> **The problem**
Determine which lines contain the word "市赣北公证处", then copy those lines.

> **Given data**
:::

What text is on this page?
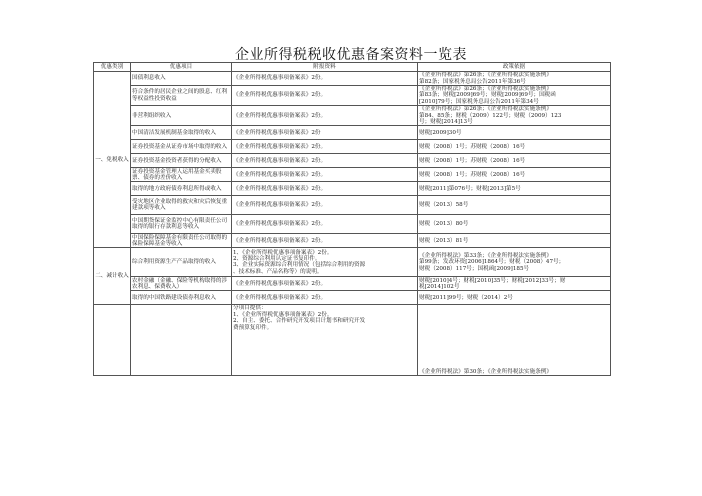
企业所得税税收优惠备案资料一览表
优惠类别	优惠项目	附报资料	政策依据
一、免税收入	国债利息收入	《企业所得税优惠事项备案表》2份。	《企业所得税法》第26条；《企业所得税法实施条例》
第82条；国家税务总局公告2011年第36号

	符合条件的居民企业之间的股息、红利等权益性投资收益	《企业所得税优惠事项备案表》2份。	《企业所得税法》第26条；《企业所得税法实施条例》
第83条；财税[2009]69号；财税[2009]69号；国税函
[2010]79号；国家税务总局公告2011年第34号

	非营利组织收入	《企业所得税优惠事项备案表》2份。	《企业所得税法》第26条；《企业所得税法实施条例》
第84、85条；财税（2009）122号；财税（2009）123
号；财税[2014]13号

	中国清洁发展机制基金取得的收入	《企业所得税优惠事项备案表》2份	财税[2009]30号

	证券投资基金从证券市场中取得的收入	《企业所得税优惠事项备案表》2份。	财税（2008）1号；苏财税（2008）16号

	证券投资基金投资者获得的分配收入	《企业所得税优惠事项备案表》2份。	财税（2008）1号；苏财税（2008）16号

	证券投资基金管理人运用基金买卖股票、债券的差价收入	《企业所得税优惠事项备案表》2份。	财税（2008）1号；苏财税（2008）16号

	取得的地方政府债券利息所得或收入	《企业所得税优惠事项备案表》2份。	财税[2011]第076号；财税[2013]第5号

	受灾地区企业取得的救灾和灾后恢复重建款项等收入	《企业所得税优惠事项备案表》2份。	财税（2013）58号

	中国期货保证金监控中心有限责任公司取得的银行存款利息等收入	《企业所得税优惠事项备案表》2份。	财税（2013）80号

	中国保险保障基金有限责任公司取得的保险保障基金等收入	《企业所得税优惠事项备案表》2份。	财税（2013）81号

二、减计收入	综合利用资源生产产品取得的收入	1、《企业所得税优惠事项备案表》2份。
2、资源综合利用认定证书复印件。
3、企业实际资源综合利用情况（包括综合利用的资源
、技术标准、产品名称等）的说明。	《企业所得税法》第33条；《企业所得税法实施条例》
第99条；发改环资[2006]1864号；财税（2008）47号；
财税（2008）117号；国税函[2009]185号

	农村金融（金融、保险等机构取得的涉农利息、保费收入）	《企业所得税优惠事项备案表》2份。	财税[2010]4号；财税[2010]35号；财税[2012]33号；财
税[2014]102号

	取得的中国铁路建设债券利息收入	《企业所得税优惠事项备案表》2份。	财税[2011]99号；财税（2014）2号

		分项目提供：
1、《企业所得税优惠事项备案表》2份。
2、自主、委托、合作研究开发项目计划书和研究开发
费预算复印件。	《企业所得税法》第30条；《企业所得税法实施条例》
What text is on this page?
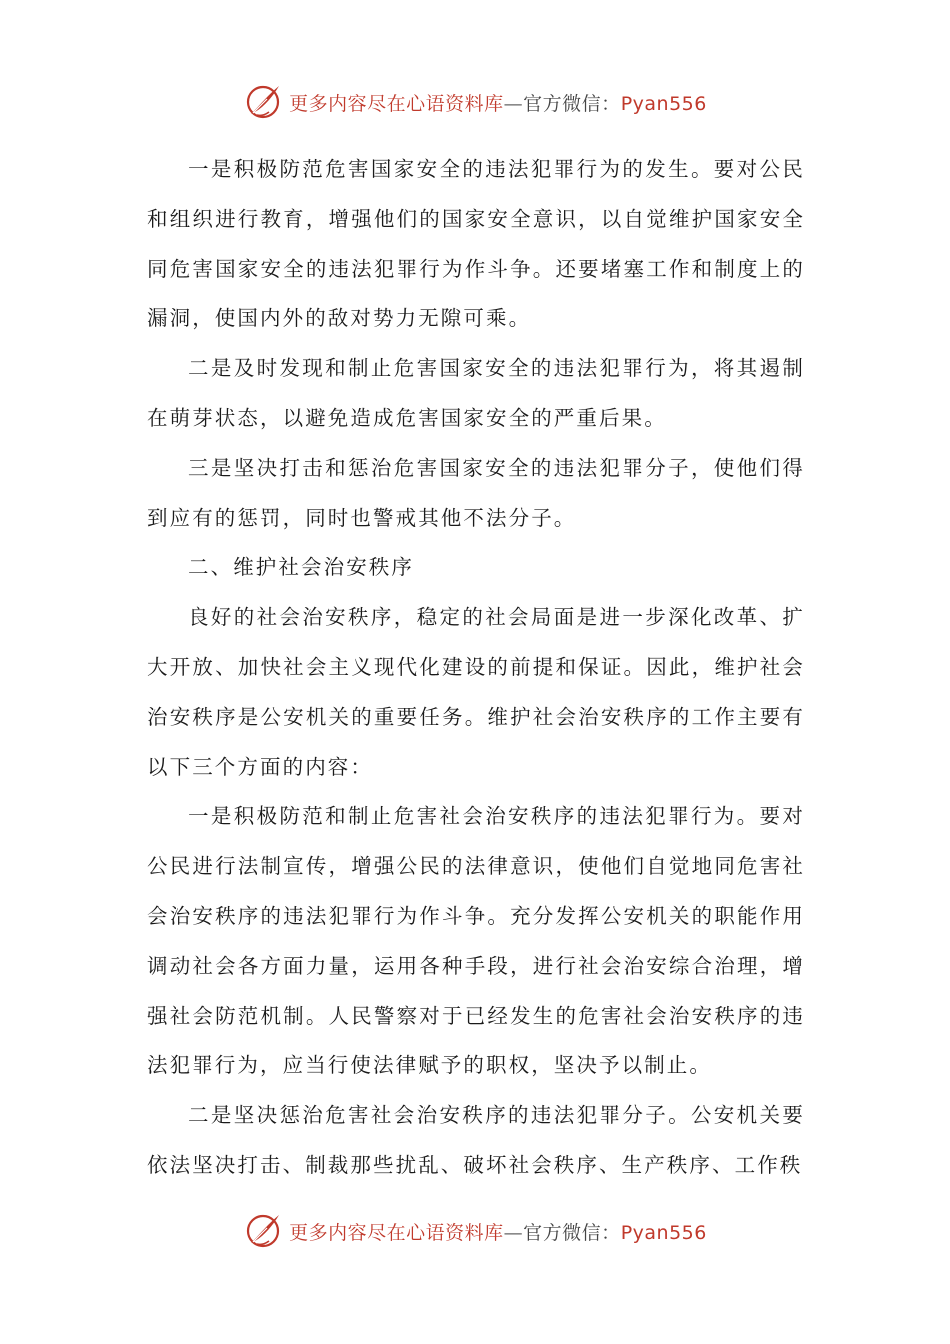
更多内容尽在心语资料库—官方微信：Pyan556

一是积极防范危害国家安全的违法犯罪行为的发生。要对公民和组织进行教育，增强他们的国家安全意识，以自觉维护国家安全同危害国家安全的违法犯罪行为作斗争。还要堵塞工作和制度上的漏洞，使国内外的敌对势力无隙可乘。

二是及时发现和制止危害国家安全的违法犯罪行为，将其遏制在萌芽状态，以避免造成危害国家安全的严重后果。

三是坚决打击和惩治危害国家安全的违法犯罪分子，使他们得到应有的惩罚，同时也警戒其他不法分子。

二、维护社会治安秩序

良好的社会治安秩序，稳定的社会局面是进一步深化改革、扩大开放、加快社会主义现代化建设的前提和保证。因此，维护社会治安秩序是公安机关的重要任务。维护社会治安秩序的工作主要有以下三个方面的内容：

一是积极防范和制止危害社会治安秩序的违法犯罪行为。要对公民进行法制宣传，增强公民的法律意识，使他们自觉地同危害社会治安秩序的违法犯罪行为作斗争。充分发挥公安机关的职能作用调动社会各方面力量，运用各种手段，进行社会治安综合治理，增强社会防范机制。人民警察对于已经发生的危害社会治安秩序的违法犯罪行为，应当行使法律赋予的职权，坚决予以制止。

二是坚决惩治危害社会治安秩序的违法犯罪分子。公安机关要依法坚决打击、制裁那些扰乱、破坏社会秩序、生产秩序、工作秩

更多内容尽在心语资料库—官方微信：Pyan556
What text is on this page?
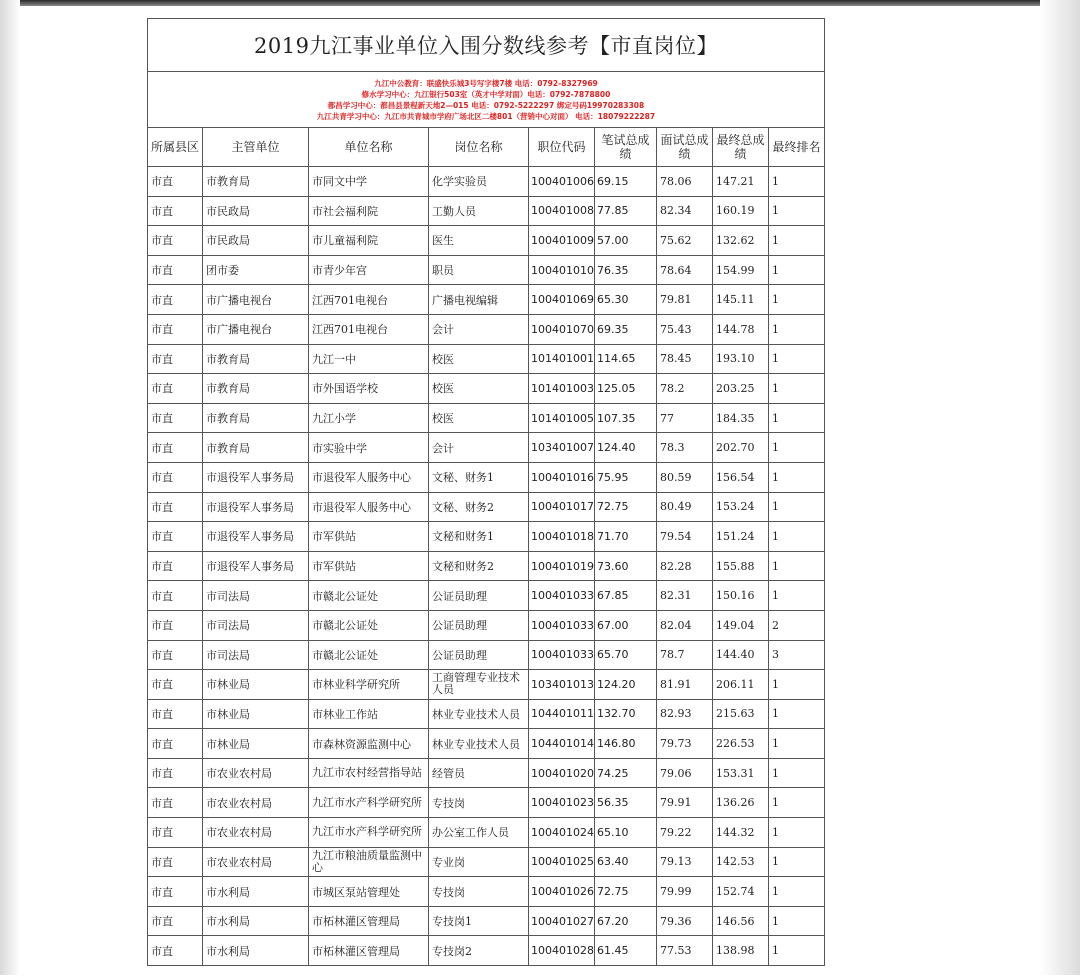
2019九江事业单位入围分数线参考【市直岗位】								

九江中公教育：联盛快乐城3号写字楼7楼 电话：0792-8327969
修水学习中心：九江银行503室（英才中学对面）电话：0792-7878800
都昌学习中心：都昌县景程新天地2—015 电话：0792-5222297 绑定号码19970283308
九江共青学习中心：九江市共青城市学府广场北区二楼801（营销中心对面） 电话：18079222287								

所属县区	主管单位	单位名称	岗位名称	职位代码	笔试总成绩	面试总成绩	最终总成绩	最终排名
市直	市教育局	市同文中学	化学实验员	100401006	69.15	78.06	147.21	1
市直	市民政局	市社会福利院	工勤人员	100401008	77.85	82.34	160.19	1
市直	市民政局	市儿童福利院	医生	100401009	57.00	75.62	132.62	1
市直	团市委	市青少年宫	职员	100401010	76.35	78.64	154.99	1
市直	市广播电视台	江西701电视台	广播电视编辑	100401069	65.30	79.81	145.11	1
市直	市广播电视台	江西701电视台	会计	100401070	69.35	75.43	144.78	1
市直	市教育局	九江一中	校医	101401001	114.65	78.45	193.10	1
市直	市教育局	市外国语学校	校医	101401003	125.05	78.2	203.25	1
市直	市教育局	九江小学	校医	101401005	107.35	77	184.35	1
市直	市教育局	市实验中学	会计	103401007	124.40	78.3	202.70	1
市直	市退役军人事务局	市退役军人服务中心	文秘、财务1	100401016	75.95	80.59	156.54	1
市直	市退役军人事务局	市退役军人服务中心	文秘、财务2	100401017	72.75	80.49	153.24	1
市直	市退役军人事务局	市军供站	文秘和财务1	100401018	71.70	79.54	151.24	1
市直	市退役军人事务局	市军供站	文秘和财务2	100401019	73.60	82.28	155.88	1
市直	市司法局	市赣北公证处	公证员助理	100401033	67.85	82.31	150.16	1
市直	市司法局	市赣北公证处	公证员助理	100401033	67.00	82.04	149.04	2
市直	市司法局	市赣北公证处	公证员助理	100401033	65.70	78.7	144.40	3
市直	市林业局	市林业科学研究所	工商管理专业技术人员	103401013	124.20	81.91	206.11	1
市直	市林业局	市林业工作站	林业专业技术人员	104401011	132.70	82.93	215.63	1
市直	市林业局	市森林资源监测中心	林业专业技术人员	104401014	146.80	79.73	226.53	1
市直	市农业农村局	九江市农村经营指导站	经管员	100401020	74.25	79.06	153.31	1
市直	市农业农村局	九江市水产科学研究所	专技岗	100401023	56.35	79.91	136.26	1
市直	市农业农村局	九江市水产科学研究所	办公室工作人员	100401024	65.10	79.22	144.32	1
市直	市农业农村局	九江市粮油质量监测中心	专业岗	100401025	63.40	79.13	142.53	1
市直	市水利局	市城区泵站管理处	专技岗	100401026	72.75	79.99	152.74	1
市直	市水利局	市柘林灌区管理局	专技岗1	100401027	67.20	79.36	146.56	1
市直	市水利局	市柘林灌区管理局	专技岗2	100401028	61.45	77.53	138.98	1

:::

> **Solution to this task**
市直	市司法局	市赣北公证处	公证员助理	100401033	67.85	82.31	150.16	1
市直	市司法局	市赣北公证处	公证员助理	100401033	67.00	82.04	149.04	2
市直	市司法局	市赣北公证处	公证员助理	100401033	65.70	78.7	144.40	3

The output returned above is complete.